Dataset listings of figures:
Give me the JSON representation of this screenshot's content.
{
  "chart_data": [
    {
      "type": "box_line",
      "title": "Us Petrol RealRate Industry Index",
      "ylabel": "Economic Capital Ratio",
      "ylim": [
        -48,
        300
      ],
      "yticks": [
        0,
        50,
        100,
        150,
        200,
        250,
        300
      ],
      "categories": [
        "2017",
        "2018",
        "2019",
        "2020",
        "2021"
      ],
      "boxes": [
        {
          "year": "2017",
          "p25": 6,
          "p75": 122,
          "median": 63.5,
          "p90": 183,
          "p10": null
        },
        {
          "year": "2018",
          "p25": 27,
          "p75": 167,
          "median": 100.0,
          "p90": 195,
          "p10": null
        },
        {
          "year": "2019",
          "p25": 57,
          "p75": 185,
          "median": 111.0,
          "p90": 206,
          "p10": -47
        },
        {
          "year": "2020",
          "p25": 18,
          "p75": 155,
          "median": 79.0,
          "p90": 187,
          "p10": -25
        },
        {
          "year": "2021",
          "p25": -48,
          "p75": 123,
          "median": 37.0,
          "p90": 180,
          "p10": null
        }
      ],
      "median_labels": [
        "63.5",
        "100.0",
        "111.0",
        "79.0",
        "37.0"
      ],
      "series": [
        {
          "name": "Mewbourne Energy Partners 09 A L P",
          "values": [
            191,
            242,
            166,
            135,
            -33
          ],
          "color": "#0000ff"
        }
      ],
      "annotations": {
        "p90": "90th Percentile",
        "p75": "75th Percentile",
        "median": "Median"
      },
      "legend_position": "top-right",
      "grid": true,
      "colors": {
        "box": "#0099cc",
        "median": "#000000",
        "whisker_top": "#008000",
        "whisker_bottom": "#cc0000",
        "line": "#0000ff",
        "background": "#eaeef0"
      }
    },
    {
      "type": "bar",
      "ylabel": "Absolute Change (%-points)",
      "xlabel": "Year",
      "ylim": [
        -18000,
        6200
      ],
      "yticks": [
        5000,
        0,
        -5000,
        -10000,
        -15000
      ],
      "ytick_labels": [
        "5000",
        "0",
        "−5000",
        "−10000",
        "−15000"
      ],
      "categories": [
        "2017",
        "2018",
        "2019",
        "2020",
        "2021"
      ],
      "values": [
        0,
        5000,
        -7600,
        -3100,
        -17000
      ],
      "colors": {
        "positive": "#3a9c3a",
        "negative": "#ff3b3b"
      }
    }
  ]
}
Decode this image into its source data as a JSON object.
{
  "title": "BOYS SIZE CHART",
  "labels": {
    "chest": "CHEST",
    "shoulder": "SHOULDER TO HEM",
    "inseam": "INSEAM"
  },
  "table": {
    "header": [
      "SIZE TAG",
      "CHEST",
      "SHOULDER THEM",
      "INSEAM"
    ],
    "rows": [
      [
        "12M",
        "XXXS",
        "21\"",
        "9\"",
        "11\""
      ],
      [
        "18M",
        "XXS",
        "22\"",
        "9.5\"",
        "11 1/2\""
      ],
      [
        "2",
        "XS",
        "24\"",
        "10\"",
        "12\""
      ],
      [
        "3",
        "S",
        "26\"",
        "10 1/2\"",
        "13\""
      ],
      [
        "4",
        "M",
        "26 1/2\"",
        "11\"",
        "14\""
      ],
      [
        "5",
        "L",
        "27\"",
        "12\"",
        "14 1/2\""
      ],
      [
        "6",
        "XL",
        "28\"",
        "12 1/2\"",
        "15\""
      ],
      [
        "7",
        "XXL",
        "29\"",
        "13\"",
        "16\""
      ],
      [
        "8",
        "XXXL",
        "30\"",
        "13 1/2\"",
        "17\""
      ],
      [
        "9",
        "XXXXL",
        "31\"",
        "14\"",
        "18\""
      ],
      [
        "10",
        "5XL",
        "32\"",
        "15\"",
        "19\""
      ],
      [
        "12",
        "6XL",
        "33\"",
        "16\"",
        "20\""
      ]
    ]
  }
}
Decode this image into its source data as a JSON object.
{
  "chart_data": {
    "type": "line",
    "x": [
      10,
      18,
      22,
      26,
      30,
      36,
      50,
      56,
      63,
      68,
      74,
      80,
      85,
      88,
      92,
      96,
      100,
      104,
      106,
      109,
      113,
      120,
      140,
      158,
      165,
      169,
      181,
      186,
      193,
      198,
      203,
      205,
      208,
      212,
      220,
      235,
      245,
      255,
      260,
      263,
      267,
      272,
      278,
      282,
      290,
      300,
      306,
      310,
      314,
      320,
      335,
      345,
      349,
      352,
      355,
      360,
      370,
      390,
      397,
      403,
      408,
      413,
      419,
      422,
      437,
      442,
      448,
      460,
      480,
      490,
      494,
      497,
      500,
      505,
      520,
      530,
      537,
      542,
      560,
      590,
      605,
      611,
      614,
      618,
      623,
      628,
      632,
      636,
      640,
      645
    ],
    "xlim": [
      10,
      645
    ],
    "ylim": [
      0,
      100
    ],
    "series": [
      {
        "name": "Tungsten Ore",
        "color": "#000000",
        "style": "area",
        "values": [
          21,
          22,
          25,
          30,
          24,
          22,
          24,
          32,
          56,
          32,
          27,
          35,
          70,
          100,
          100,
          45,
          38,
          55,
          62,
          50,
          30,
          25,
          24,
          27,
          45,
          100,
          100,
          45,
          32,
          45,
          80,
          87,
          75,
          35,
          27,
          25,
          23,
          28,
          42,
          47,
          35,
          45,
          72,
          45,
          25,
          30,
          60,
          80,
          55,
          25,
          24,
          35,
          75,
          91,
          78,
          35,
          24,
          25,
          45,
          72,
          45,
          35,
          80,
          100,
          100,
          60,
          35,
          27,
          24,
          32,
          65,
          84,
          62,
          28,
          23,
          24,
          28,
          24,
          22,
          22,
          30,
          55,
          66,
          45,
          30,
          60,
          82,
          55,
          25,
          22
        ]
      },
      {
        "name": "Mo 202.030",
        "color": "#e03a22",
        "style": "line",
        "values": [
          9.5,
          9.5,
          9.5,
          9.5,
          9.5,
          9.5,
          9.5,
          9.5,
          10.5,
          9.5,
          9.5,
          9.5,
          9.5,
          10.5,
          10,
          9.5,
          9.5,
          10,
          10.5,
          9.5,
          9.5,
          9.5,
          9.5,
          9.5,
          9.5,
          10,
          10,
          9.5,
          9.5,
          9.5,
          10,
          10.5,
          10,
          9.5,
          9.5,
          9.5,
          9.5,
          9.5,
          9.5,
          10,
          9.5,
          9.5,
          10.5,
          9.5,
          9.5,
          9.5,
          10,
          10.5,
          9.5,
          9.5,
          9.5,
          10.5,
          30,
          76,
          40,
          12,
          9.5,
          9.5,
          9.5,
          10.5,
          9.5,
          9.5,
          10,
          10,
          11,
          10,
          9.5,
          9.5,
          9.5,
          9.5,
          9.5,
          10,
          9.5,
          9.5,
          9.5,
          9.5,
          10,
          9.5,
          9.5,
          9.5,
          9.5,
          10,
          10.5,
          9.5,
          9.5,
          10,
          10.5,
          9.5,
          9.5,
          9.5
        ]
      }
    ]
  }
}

**Set problem:**
Report only the number of lines in the listing that contain the word "title".

**Result of the exercise:**
2